» **Texto del ejercicio**

A unos 700 metros sobre el nivel del mar, Bui Hui ocupa más de 400 hectáreas entre montañas y bosques. El camino asciende por las laderas y, a medida que se gana altura, el aire se vuelve más fresco y las aldeas quedan ocultas entre la vegetación.
Tras una curva aparece la pradera, con sus laderas verdes extendiéndose hasta el horizonte. Por la mañana, la niebla cubre el paisaje y las nubes ascienden desde los valles entre las colinas. A veces parecen tan cercanas que basta con extender la mano para tocarlas.
Nguyen Thi Thanh, visitante procedente de Quang Ngai, compartió: “La pradera de Bui Hui me ha causado una impresión extraordinaria. Mi familia y yo llegamos ayer por la tarde y nos sorprendieron la amplitud, la tranquilidad y la pureza del aire. A primera hora aparecen las nubes y refresca ligeramente. Estar aquí resulta profundamente relajante, como si uno pudiera alejarse por un momento del bullicio y del ritmo acelerado de la vida cotidiana. Creo que es un destino ideal para quienes aman la naturaleza, disfrutan de nuevas experiencias y buscan un lugar donde descansar después de unos días de trabajo intenso”.
Cada momento del día ofrece una imagen diferente. Al mediodía, una luz suave cubre la pradera, y por la tarde, el sol desaparece tras la cordillera. De noche, el viento y el frío intenso recuerdan el carácter de estas tierras altas.
Los visitantes llegan para contemplar el mar de nubes y disfrutar del paisaje, pero también para pasear, acampar, tomar fotografías o simplemente sentarse sobre la hierba y escuchar el viento.
Para la población local, las praderas y el clima favorable ofrecen nuevas oportunidades para desarrollar el turismo comunitario y promocionar productos agrícolas y otros artículos elaborados en la zona.
Dinh Thi Bao Hang, vecina de la aldea de Bui Hui, en la comuna de Dang Thuy Tram, provincia de Quang Ngai, explicó: “La pradera de Bui Hui tiene un clima muy fresco y un aire puro. Su paisaje transmite tranquilidad y ofrece buenas condiciones para desarrollar el turismo comunitario. En los últimos años, cada vez más personas de otras localidades han conocido este lugar. El turismo ha abierto nuevas oportunidades para la población local. Los habitantes han aprendido a trabajar en actividades turísticas y comercializar productos de la zona. Como resultado, sus condiciones de vida han mejorado considerablemente”.

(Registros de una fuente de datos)
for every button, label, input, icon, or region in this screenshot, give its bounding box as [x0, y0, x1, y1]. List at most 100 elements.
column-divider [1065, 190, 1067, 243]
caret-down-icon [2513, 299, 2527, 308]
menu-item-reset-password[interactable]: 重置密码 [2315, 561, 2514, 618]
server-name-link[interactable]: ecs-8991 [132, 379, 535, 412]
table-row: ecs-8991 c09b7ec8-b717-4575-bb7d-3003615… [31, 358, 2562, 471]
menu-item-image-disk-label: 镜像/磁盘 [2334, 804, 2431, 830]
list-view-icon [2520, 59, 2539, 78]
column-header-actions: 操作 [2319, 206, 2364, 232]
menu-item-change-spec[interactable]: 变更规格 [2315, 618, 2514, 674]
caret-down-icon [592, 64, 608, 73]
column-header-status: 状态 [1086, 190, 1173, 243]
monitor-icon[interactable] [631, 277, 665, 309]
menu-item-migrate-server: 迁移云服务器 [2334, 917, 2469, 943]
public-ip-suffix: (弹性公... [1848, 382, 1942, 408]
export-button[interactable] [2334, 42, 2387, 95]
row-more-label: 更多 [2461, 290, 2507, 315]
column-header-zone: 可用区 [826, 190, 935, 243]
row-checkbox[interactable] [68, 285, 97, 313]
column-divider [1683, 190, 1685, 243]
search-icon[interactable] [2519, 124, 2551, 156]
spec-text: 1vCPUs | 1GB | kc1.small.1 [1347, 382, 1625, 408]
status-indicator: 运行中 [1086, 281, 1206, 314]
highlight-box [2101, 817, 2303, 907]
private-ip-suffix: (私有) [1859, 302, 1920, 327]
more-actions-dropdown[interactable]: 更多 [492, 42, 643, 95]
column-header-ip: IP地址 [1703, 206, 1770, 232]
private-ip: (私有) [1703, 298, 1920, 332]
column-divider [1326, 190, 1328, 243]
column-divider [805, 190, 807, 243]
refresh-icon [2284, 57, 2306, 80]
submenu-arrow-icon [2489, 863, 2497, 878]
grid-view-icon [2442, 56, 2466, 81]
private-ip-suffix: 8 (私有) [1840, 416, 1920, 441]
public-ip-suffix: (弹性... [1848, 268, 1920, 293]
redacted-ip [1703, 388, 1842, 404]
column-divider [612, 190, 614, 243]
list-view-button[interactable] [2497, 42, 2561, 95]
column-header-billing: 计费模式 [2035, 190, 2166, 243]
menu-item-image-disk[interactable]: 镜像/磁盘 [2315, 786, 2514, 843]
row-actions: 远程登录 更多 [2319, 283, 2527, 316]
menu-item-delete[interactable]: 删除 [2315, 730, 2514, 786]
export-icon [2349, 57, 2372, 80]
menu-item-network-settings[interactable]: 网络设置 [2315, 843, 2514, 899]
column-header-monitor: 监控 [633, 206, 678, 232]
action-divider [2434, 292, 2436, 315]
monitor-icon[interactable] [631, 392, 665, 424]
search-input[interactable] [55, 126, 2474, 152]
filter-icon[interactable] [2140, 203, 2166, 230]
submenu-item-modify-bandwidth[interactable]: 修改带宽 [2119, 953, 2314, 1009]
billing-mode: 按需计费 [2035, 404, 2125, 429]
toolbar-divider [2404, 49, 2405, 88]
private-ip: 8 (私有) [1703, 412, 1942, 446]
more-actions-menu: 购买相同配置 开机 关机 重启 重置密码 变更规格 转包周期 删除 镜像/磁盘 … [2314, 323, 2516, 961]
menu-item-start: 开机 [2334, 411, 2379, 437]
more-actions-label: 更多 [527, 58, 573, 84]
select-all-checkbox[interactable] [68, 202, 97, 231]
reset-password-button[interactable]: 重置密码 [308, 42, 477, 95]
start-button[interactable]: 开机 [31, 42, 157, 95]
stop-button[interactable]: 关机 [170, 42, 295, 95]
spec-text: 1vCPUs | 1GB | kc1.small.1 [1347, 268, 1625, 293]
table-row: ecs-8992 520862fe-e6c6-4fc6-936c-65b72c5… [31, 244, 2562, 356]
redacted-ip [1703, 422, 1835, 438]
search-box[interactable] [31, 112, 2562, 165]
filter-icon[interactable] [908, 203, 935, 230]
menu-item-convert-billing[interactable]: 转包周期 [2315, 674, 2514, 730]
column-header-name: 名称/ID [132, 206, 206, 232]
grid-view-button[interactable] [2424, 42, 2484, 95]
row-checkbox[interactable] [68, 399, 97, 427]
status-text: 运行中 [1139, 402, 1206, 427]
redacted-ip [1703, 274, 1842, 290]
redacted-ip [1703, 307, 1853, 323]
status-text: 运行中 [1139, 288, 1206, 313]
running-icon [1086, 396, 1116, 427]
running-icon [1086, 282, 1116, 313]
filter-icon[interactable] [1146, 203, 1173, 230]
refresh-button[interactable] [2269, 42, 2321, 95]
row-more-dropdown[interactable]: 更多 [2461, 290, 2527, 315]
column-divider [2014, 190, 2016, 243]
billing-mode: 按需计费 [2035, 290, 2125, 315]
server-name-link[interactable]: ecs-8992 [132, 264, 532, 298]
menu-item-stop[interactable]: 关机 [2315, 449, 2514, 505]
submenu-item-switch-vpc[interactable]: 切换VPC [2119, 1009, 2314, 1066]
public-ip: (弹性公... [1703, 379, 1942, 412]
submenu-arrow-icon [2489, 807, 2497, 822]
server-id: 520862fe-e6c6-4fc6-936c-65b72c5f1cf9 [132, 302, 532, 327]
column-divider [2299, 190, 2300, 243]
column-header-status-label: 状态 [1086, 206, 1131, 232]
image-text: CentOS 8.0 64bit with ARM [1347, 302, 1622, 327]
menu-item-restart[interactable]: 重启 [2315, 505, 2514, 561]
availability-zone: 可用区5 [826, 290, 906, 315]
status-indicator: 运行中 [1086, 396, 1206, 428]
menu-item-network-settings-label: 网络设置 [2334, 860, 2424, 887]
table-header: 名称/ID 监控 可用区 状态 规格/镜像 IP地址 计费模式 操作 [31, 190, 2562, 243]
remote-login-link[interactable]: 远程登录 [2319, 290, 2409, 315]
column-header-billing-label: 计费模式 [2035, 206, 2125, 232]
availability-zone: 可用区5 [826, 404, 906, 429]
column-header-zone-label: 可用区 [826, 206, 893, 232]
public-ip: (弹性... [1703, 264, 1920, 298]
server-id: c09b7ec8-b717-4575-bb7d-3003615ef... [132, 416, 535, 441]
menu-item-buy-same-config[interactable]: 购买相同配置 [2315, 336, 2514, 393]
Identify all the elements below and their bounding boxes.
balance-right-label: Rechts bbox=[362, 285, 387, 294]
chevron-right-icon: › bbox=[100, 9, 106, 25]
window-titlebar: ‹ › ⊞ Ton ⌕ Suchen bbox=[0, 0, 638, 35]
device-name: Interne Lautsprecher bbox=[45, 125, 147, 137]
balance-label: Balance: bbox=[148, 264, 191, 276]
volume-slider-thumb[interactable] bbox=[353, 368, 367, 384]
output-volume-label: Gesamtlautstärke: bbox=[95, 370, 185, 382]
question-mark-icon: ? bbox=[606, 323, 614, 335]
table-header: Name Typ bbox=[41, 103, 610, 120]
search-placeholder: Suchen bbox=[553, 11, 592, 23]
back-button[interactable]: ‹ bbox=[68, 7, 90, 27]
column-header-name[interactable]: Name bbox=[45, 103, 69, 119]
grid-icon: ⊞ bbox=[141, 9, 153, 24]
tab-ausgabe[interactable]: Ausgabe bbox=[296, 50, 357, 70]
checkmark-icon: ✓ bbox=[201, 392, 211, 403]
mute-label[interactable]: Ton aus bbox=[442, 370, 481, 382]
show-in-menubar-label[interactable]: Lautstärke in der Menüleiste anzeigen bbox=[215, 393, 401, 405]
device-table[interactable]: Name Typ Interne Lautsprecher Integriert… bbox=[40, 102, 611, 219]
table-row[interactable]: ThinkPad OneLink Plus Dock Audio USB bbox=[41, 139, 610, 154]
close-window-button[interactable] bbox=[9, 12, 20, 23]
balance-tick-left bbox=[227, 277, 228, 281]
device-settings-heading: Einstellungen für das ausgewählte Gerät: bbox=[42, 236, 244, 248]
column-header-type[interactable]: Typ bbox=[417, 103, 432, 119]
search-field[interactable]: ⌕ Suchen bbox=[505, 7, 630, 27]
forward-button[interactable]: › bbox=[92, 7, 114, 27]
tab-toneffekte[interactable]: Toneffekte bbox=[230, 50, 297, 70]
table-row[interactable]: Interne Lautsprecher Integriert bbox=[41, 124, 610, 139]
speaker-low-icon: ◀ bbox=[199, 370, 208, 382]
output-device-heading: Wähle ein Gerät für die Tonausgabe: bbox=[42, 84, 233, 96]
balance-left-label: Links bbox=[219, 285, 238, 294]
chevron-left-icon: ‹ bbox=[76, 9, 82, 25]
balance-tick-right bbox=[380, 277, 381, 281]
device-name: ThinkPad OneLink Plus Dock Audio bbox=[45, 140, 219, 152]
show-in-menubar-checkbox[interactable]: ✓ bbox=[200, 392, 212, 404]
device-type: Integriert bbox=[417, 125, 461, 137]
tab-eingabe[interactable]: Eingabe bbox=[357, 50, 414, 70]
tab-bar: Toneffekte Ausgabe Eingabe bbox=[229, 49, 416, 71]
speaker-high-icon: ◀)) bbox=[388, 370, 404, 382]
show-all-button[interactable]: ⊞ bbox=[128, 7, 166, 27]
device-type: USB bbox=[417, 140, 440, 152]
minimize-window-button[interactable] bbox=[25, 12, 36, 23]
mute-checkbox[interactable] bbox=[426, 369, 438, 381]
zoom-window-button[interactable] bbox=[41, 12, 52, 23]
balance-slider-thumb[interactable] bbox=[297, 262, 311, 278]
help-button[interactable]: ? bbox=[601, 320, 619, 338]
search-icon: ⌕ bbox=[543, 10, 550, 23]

» **Tareas asignadas**
• A. Duplica el fragmento del texto sobre la pradera de Bui Hui que va desde «Cada momento del» hasta «en la zona.».
• B. Prosigue el texto sobre la pradera de Bui Hui a partir de su última oración.
Los registros no hacen falta para resolver el ejercicio.

» **Respuestas del ejercicio**
• A.
Cada momento del día ofrece una imagen diferente. Al mediodía, una luz suave cubre la pradera, y por la tarde, el sol desaparece tras la cordillera. De noche, el viento y el frío intenso recuerdan el carácter de estas tierras altas.
Los visitantes llegan para contemplar el mar de nubes y disfrutar del paisaje, pero también para pasear, acampar, tomar fotografías o simplemente sentarse sobre la hierba y escuchar el viento.
Para la población local, las praderas y el clima favorable ofrecen nuevas oportunidades para desarrollar el turismo comunitario y promocionar productos agrícolas y otros artículos elaborados en la zona.

• B.
El viaje también permite conocer la cultura del pueblo H're, destacada por los conjuntos tradicionales de tres y cinco gongs, las melodías de Kaleu y Kachoi, la gastronomía elaborada con productos de las montañas y los bosques y la hospitalidad de sus habitantes.
Las autoridades locales proyectan convertir Bui Hui en un destino de turismo comunitario que combine el paisaje con experiencias vinculadas a la cultura H're, al tiempo que protege el medio ambiente y conserva su carácter agreste.
Tran Thanh Hung, director de la Cooperativa Comunitaria de Bui Hui, en la provincia de Quang Ngai, señaló: “Cada año, Bui Hui recibe entre 30.000 y 50.000 visitantes. Actualmente, numerosos grupos procedentes de lugares lejanos llegan hasta aquí y reservan alojamiento en la zona. Quienes visitan Bui Hui pueden experimentar las cuatro estaciones en un mismo día. Por la mañana contemplan el amanecer y, al caer la tarde, una hermosa puesta de sol. La Cooperativa Comunitaria de Bui Hui quiere ampliar los modelos de turismo comunitario mediante iniciativas como el cultivo de hortalizas y experiencias relacionadas con los gongs y la cultura del pueblo H're, para atraer a más visitantes”.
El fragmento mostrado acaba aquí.